◆ **Task goal**
Count the lines below that contain the word "Gecko", and report only that number.
Start Provided entries
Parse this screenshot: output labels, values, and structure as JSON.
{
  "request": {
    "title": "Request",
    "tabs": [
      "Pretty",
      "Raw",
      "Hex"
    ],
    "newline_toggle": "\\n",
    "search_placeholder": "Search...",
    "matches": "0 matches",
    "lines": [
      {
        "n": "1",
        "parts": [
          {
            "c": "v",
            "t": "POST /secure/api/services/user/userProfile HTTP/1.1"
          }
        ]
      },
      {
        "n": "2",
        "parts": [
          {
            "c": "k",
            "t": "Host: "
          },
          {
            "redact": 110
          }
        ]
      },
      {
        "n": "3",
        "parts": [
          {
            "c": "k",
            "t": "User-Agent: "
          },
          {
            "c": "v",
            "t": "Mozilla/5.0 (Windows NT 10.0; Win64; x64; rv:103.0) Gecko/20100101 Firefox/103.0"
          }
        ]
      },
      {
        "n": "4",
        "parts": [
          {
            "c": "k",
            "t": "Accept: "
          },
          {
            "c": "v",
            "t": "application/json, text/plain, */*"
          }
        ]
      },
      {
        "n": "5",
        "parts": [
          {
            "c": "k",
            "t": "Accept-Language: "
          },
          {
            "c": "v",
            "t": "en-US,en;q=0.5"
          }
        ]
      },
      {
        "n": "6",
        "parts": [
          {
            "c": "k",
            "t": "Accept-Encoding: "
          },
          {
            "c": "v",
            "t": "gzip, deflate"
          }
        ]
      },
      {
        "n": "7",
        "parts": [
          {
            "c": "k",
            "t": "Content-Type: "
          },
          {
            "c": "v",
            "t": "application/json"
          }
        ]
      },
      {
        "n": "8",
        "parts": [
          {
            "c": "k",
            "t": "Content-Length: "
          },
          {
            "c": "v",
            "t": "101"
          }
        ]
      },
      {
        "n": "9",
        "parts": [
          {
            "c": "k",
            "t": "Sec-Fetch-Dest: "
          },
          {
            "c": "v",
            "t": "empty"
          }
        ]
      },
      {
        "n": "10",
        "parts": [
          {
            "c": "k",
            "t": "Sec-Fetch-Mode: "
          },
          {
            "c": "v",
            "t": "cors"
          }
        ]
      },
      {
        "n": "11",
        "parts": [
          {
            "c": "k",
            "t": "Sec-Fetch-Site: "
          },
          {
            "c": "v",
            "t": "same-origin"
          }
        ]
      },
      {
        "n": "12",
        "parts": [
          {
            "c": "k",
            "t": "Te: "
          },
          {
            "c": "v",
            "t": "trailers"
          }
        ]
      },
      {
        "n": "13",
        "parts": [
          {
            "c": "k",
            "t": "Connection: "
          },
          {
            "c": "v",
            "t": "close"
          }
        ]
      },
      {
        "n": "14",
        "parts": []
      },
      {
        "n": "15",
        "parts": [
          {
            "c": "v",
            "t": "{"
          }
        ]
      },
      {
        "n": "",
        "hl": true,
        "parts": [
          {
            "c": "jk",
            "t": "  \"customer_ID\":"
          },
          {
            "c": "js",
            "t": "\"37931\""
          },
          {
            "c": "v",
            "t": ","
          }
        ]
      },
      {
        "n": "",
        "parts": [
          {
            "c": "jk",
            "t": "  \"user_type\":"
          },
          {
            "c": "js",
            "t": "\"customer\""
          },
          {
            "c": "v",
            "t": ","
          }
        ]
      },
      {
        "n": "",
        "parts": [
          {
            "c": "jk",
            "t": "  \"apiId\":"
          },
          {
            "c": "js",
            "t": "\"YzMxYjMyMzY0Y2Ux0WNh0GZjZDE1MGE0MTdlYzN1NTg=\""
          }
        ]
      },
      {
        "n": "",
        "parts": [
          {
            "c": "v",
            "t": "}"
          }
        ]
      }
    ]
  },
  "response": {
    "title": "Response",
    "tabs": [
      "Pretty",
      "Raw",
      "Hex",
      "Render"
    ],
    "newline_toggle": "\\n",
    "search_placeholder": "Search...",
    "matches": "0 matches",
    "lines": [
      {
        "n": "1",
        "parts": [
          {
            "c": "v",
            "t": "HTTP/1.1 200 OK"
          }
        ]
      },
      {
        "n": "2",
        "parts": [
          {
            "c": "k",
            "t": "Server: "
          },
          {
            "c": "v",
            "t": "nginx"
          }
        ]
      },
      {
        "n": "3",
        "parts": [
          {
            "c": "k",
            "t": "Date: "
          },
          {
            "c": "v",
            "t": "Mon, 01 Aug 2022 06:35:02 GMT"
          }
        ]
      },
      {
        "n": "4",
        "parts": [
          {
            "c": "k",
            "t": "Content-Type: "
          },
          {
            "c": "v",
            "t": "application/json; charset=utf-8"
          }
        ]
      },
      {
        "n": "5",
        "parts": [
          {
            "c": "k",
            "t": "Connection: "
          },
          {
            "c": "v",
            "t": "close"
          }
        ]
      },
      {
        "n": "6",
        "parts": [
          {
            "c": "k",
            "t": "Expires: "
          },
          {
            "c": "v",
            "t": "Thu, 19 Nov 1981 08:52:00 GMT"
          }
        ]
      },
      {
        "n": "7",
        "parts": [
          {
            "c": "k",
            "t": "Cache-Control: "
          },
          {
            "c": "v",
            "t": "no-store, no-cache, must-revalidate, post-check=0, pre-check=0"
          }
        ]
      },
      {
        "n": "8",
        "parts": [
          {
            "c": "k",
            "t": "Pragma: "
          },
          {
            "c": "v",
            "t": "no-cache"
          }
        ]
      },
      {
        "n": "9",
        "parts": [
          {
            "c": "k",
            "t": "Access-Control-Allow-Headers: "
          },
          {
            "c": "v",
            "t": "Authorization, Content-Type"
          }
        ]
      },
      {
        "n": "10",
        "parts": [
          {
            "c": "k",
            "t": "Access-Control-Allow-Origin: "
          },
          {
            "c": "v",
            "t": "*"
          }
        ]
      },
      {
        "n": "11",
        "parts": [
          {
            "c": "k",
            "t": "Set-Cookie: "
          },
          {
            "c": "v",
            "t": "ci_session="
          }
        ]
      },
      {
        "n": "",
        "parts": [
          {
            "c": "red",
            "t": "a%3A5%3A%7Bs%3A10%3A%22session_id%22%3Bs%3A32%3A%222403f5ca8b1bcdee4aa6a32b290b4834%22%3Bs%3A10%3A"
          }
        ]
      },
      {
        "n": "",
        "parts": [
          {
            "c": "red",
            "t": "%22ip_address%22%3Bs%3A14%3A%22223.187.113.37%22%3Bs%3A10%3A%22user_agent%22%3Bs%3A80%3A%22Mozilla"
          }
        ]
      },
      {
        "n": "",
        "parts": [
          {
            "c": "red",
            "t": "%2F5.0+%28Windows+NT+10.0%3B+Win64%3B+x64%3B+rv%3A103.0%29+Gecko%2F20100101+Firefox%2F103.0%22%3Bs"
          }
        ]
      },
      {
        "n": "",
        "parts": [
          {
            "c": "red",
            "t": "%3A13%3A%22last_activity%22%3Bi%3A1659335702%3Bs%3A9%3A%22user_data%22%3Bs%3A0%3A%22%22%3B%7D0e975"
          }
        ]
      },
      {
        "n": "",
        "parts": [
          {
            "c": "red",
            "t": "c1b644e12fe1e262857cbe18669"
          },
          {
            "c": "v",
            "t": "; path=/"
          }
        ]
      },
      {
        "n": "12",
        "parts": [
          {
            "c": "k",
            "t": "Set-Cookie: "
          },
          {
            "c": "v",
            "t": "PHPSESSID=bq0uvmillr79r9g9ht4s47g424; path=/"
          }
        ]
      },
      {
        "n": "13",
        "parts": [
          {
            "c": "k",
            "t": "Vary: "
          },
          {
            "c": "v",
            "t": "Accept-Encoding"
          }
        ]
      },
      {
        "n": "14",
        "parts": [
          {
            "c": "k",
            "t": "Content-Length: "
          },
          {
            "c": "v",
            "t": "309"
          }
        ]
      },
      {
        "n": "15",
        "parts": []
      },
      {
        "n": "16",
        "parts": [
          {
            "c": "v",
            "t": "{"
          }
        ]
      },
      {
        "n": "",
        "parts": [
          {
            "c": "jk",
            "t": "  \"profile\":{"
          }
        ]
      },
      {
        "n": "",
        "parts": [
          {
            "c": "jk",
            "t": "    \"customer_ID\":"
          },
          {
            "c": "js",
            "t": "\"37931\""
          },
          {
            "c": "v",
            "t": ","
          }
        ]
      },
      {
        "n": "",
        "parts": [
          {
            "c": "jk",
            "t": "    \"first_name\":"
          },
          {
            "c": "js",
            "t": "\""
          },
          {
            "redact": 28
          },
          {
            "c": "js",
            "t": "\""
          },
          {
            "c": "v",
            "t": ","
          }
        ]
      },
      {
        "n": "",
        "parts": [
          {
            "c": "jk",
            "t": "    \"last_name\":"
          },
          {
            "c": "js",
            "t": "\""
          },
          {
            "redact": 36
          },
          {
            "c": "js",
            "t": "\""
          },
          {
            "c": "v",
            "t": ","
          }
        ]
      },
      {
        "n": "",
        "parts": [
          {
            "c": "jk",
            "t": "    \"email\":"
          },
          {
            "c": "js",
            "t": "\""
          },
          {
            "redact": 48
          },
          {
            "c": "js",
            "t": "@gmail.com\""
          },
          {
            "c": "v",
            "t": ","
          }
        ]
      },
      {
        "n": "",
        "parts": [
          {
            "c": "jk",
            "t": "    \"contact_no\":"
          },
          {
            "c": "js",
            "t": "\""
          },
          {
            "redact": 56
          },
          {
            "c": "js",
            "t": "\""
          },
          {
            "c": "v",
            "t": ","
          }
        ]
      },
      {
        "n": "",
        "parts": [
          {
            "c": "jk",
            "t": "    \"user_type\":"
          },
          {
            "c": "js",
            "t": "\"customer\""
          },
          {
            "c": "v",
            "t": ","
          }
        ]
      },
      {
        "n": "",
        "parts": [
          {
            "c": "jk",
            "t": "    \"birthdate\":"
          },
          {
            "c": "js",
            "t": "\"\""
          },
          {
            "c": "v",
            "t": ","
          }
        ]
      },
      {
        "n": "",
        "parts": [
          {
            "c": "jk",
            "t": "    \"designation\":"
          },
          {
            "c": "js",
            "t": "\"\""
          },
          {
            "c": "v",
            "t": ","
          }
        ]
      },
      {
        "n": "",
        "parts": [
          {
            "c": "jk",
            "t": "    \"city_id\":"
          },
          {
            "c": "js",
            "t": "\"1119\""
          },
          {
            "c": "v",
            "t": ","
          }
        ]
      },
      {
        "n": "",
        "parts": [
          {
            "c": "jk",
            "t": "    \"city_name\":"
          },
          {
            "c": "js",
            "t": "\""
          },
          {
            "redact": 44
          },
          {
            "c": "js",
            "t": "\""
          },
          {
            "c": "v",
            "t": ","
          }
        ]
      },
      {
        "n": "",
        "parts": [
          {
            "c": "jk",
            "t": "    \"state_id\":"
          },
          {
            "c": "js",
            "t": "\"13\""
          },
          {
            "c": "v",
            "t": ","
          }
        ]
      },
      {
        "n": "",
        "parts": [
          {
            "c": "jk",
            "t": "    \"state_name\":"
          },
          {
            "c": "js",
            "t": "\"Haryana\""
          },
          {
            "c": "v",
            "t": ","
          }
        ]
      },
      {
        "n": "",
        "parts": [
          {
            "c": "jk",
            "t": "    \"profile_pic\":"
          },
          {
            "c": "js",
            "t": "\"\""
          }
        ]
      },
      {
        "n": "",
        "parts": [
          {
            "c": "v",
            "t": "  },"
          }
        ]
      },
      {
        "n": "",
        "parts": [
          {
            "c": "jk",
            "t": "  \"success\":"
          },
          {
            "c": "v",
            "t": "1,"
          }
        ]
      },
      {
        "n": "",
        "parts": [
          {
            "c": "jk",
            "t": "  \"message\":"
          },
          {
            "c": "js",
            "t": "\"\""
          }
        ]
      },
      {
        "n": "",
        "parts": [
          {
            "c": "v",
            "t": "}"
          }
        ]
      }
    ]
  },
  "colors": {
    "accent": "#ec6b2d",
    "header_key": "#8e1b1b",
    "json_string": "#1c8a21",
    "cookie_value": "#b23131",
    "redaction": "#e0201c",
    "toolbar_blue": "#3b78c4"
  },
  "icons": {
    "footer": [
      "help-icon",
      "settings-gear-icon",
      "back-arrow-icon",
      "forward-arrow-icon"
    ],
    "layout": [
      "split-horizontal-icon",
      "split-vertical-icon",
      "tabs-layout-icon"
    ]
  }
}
End Provided entries
◆ **Answer to this task**
2